What this task involves -> Copy out all the lines in the records that include the word "name".

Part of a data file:
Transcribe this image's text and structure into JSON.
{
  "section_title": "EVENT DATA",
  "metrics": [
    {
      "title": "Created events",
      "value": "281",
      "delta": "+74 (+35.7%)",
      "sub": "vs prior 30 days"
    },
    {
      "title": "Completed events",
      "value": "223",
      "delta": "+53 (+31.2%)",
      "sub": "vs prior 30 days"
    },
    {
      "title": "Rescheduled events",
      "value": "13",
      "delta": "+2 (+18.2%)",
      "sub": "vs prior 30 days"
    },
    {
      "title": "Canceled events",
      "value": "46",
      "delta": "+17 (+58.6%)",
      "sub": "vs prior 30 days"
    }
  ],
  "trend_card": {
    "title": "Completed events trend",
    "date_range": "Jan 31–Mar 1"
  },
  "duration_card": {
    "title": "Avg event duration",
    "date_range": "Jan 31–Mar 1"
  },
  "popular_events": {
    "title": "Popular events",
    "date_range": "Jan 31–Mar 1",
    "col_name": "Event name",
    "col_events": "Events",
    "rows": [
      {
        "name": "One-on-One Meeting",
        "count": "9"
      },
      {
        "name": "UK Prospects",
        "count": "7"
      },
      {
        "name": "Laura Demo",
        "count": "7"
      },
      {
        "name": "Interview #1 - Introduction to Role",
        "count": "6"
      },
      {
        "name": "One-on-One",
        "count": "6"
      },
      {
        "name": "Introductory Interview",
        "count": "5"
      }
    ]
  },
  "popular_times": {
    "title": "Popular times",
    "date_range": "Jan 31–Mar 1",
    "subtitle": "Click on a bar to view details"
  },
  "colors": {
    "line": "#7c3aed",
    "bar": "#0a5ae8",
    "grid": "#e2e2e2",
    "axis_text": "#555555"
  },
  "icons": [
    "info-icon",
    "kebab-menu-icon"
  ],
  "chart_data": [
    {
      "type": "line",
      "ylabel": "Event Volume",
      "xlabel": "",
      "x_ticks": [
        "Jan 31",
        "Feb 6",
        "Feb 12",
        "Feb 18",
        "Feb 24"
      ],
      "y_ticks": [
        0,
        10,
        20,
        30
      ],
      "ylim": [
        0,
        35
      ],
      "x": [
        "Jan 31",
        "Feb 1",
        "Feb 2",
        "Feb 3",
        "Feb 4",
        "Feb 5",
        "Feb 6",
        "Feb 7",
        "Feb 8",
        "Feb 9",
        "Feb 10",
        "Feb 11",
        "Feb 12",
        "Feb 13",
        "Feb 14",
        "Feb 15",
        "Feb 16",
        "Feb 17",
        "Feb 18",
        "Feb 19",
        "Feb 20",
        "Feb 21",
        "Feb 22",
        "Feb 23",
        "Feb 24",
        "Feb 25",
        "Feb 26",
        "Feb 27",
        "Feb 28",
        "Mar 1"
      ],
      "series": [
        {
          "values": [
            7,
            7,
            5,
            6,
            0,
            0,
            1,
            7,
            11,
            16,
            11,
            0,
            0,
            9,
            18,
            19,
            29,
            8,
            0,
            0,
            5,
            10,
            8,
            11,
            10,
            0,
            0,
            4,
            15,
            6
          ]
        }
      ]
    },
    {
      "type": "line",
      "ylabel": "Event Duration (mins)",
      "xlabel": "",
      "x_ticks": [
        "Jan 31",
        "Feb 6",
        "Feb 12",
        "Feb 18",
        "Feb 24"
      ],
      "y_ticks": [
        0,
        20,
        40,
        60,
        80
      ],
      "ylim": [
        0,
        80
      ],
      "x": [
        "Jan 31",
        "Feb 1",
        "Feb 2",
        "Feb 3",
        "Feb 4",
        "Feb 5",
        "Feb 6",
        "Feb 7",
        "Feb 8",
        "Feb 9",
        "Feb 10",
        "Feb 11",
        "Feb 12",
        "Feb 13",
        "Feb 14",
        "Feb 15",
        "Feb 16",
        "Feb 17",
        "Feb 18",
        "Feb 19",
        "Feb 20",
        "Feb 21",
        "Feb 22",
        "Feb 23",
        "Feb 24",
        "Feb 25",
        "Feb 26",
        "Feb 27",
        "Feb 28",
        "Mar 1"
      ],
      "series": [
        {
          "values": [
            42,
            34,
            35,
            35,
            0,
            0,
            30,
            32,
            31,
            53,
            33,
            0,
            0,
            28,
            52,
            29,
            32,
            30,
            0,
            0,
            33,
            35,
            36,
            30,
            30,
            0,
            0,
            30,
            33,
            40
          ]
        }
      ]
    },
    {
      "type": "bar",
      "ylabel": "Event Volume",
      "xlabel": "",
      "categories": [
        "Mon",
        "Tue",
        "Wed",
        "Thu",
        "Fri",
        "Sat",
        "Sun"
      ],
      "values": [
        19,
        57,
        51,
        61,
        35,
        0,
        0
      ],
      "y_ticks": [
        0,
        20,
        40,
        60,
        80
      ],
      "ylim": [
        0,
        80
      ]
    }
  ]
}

Solution for this exercise ->
    "col_name": "Event name",
        "name": "One-on-One Meeting",
        "name": "UK Prospects",
        "name": "Laura Demo",
        "name": "Interview #1 - Introduction to Role",
        "name": "One-on-One",
        "name": "Introductory Interview",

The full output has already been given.